- _Supplied entries_:
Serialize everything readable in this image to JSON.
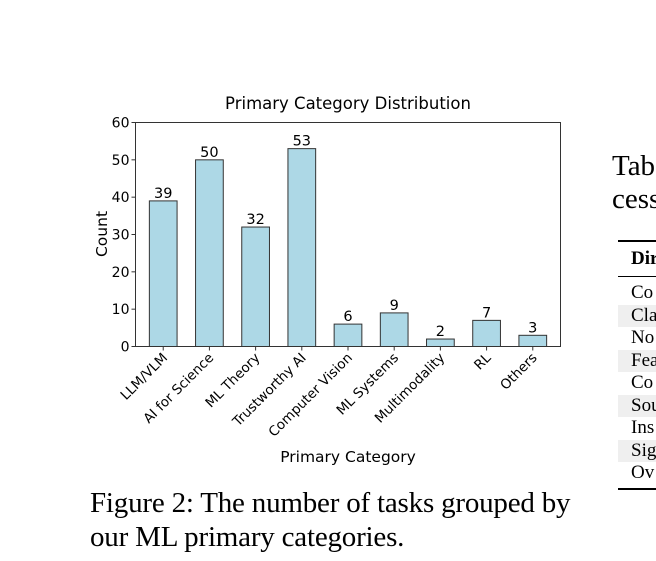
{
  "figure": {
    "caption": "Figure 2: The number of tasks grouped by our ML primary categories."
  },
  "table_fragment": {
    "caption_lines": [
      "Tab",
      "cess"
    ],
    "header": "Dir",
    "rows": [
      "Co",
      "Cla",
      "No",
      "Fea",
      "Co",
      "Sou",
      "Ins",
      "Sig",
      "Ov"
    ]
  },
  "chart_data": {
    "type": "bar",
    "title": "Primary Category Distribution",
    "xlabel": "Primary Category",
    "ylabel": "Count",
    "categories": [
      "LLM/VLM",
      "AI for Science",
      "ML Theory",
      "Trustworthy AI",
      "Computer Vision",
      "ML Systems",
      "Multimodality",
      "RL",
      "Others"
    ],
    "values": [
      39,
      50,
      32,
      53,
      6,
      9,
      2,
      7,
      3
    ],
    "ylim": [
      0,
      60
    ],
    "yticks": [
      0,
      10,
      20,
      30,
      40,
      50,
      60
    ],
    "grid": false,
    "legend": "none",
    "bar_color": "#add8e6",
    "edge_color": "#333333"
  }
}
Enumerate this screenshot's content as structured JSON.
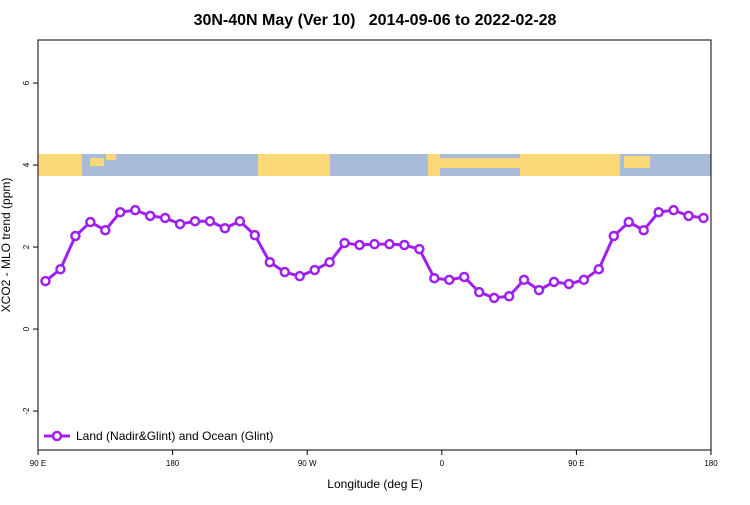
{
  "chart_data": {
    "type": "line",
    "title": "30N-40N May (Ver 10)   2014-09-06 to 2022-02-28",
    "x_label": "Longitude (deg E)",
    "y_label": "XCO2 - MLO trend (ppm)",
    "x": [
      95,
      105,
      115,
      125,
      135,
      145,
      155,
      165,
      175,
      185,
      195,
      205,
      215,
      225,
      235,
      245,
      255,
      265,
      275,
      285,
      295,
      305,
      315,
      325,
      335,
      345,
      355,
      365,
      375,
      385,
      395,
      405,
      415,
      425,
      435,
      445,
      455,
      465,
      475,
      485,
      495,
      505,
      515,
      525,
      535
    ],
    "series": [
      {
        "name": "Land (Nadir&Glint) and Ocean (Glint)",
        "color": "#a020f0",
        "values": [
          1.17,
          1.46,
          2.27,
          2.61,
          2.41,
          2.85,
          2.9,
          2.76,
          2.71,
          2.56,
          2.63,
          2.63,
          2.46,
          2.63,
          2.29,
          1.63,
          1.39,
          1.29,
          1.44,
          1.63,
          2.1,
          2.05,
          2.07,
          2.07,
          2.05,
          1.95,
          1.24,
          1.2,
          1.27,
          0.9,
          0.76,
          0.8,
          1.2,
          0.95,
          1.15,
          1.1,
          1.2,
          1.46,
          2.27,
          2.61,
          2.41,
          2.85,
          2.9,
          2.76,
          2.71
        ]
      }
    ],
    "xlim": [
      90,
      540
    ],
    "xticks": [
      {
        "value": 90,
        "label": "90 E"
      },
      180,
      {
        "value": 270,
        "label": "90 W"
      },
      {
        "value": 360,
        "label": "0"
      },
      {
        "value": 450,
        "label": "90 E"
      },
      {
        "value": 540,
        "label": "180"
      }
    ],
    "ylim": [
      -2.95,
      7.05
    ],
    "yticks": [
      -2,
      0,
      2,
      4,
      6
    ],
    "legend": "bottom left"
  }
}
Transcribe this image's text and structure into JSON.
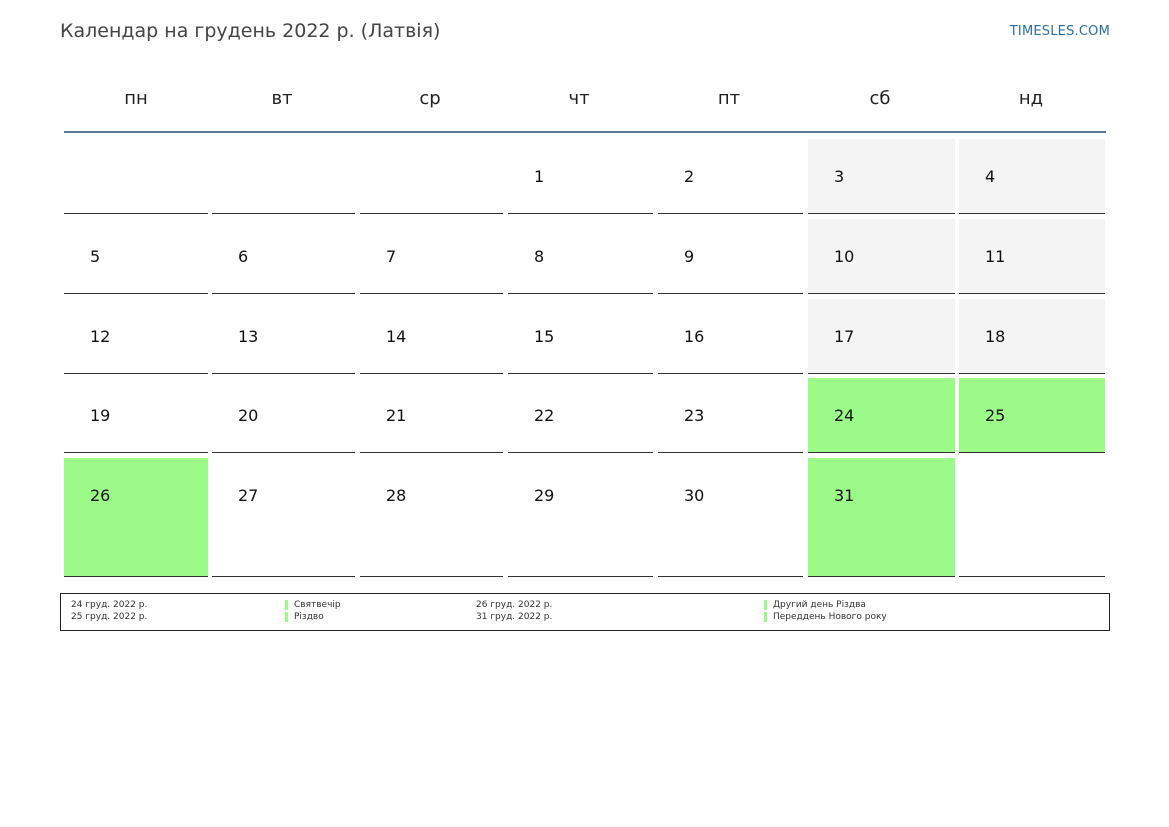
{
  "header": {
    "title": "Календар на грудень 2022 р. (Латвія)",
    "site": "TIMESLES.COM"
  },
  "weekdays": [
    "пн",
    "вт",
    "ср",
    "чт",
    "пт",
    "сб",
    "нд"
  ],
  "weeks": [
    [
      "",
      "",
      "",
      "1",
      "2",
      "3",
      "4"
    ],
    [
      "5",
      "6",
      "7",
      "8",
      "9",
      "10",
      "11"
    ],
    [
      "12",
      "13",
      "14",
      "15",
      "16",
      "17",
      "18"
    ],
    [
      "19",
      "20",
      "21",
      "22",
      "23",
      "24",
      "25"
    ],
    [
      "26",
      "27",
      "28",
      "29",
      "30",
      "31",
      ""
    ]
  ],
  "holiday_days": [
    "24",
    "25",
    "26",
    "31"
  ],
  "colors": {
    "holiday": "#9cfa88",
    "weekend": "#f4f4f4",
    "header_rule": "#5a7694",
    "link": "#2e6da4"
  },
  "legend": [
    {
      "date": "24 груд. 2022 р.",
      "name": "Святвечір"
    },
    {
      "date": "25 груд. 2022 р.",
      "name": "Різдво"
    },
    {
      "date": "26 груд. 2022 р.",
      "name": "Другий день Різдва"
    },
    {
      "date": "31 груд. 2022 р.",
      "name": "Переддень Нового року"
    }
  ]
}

- _Given instruction_:
Your copy of the data should match it exactly, except that pictures are left out.

- _Right answer_:
Serialize everything readable in this image to JSON.
{
  "figure": {
    "caption": "Figure 2: The number of tasks grouped by our ML primary categories."
  },
  "table_fragment": {
    "caption_lines": [
      "Tab",
      "cess"
    ],
    "header": "Dir",
    "rows": [
      "Co",
      "Cla",
      "No",
      "Fea",
      "Co",
      "Sou",
      "Ins",
      "Sig",
      "Ov"
    ]
  },
  "chart_data": {
    "type": "bar",
    "title": "Primary Category Distribution",
    "xlabel": "Primary Category",
    "ylabel": "Count",
    "categories": [
      "LLM/VLM",
      "AI for Science",
      "ML Theory",
      "Trustworthy AI",
      "Computer Vision",
      "ML Systems",
      "Multimodality",
      "RL",
      "Others"
    ],
    "values": [
      39,
      50,
      32,
      53,
      6,
      9,
      2,
      7,
      3
    ],
    "ylim": [
      0,
      60
    ],
    "yticks": [
      0,
      10,
      20,
      30,
      40,
      50,
      60
    ],
    "grid": false,
    "legend": "none",
    "bar_color": "#add8e6",
    "edge_color": "#333333"
  }
}
Enumerate this screenshot's content as structured JSON.
{
  "chart_data": {
    "type": "line",
    "title": "30N-40N May (Ver 10)   2014-09-06 to 2022-02-28",
    "x_label": "Longitude (deg E)",
    "y_label": "XCO2 - MLO trend (ppm)",
    "x": [
      95,
      105,
      115,
      125,
      135,
      145,
      155,
      165,
      175,
      185,
      195,
      205,
      215,
      225,
      235,
      245,
      255,
      265,
      275,
      285,
      295,
      305,
      315,
      325,
      335,
      345,
      355,
      365,
      375,
      385,
      395,
      405,
      415,
      425,
      435,
      445,
      455,
      465,
      475,
      485,
      495,
      505,
      515,
      525,
      535
    ],
    "series": [
      {
        "name": "Land (Nadir&Glint) and Ocean (Glint)",
        "color": "#a020f0",
        "values": [
          1.17,
          1.46,
          2.27,
          2.61,
          2.41,
          2.85,
          2.9,
          2.76,
          2.71,
          2.56,
          2.63,
          2.63,
          2.46,
          2.63,
          2.29,
          1.63,
          1.39,
          1.29,
          1.44,
          1.63,
          2.1,
          2.05,
          2.07,
          2.07,
          2.05,
          1.95,
          1.24,
          1.2,
          1.27,
          0.9,
          0.76,
          0.8,
          1.2,
          0.95,
          1.15,
          1.1,
          1.2,
          1.46,
          2.27,
          2.61,
          2.41,
          2.85,
          2.9,
          2.76,
          2.71
        ]
      }
    ],
    "xlim": [
      90,
      540
    ],
    "xticks": [
      {
        "value": 90,
        "label": "90 E"
      },
      180,
      {
        "value": 270,
        "label": "90 W"
      },
      {
        "value": 360,
        "label": "0"
      },
      {
        "value": 450,
        "label": "90 E"
      },
      {
        "value": 540,
        "label": "180"
      }
    ],
    "ylim": [
      -2.95,
      7.05
    ],
    "yticks": [
      -2,
      0,
      2,
      4,
      6
    ],
    "legend": "bottom left"
  }
}
Transcribe this image's text and structure into JSON.
{
  "header": {
    "title": "Календар на грудень 2022 р. (Латвія)",
    "site": "TIMESLES.COM"
  },
  "weekdays": [
    "пн",
    "вт",
    "ср",
    "чт",
    "пт",
    "сб",
    "нд"
  ],
  "weeks": [
    [
      "",
      "",
      "",
      "1",
      "2",
      "3",
      "4"
    ],
    [
      "5",
      "6",
      "7",
      "8",
      "9",
      "10",
      "11"
    ],
    [
      "12",
      "13",
      "14",
      "15",
      "16",
      "17",
      "18"
    ],
    [
      "19",
      "20",
      "21",
      "22",
      "23",
      "24",
      "25"
    ],
    [
      "26",
      "27",
      "28",
      "29",
      "30",
      "31",
      ""
    ]
  ],
  "holiday_days": [
    "24",
    "25",
    "26",
    "31"
  ],
  "colors": {
    "holiday": "#9cfa88",
    "weekend": "#f4f4f4",
    "header_rule": "#5a7694",
    "link": "#2e6da4"
  },
  "legend": [
    {
      "date": "24 груд. 2022 р.",
      "name": "Святвечір"
    },
    {
      "date": "25 груд. 2022 р.",
      "name": "Різдво"
    },
    {
      "date": "26 груд. 2022 р.",
      "name": "Другий день Різдва"
    },
    {
      "date": "31 груд. 2022 р.",
      "name": "Переддень Нового року"
    }
  ]
}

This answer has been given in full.